## Set task
Count the lines containing "name" in the entries underneath, and state that count without anything else.

* START Data shown *

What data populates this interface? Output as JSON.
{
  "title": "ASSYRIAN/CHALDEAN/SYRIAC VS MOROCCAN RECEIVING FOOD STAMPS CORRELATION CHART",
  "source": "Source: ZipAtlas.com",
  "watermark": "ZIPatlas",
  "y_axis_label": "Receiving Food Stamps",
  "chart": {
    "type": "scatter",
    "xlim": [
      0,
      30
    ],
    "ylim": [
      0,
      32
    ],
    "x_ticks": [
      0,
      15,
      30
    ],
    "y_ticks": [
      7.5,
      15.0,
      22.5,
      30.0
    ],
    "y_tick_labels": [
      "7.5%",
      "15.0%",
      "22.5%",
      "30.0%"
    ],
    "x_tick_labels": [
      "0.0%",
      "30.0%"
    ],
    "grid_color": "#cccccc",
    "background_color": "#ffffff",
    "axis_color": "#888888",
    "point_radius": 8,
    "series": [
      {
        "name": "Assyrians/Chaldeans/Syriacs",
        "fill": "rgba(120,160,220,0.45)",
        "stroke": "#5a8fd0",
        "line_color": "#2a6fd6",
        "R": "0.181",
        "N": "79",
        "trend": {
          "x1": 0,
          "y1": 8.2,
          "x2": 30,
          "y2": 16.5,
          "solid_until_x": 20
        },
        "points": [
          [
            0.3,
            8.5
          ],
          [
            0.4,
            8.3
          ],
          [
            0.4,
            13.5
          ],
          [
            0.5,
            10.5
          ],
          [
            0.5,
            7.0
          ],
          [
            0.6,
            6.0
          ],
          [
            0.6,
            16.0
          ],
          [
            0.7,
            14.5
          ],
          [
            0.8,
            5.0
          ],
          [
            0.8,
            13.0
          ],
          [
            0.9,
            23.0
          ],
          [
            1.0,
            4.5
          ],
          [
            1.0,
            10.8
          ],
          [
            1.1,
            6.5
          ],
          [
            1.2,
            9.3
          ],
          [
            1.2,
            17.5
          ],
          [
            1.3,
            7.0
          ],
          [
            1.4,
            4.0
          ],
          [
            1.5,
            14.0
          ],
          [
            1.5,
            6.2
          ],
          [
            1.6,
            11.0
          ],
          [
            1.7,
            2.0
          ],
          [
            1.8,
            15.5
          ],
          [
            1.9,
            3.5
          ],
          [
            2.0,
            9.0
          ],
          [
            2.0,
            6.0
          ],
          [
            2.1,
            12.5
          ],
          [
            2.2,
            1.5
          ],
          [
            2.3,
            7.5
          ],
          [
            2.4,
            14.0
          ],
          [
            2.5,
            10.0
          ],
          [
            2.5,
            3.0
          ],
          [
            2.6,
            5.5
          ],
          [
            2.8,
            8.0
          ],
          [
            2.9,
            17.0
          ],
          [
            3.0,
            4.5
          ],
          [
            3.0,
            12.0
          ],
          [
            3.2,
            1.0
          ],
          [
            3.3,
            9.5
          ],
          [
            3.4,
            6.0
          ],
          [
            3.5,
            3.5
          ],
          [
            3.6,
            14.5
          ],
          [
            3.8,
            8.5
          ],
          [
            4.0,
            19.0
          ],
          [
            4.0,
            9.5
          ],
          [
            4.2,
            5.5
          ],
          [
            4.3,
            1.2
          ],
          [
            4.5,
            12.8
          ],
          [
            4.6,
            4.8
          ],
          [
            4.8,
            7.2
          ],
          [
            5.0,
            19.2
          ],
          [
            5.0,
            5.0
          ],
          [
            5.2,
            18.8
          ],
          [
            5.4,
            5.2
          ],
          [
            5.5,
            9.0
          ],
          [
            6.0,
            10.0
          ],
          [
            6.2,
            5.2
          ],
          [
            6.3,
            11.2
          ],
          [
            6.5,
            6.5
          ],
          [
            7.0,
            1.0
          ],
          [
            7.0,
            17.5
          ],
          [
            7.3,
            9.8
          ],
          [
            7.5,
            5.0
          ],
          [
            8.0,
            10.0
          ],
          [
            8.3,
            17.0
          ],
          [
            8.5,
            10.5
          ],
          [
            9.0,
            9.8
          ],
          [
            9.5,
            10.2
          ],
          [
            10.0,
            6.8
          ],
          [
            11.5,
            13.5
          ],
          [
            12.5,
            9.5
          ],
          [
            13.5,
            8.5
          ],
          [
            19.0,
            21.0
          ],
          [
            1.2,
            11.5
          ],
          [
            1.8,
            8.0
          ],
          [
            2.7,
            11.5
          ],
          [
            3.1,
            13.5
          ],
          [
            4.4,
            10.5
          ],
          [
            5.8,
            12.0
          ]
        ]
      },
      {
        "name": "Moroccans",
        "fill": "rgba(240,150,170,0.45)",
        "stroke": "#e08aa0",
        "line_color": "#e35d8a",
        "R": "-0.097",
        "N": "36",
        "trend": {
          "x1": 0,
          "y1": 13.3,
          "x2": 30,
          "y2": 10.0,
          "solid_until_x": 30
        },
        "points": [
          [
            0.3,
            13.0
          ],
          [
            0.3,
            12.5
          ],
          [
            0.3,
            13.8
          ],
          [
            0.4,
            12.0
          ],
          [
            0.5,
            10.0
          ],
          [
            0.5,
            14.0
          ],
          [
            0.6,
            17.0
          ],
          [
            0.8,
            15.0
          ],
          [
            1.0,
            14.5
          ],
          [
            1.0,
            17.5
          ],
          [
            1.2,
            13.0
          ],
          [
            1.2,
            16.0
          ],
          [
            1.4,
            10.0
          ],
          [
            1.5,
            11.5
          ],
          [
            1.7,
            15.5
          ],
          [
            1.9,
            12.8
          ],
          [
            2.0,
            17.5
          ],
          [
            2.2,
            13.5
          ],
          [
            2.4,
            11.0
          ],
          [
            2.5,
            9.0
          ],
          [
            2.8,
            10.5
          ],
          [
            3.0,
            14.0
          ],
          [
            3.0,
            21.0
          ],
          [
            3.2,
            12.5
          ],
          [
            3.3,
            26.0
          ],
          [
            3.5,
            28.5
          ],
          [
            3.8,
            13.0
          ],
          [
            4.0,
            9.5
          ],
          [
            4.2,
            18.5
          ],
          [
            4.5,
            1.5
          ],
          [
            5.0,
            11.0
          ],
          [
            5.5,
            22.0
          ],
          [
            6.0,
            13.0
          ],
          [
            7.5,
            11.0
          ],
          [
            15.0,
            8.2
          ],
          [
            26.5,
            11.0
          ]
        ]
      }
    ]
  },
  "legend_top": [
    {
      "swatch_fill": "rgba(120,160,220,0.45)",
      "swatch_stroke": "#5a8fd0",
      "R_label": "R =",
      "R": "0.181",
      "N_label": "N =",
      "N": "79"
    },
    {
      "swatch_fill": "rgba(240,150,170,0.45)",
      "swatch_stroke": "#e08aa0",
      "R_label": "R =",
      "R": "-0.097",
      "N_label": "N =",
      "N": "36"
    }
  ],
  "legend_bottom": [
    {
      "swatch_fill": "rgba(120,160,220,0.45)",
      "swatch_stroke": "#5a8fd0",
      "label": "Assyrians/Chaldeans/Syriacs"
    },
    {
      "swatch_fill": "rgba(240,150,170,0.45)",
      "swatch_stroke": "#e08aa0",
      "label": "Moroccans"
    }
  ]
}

* END Data shown *

## Response to the exercise
2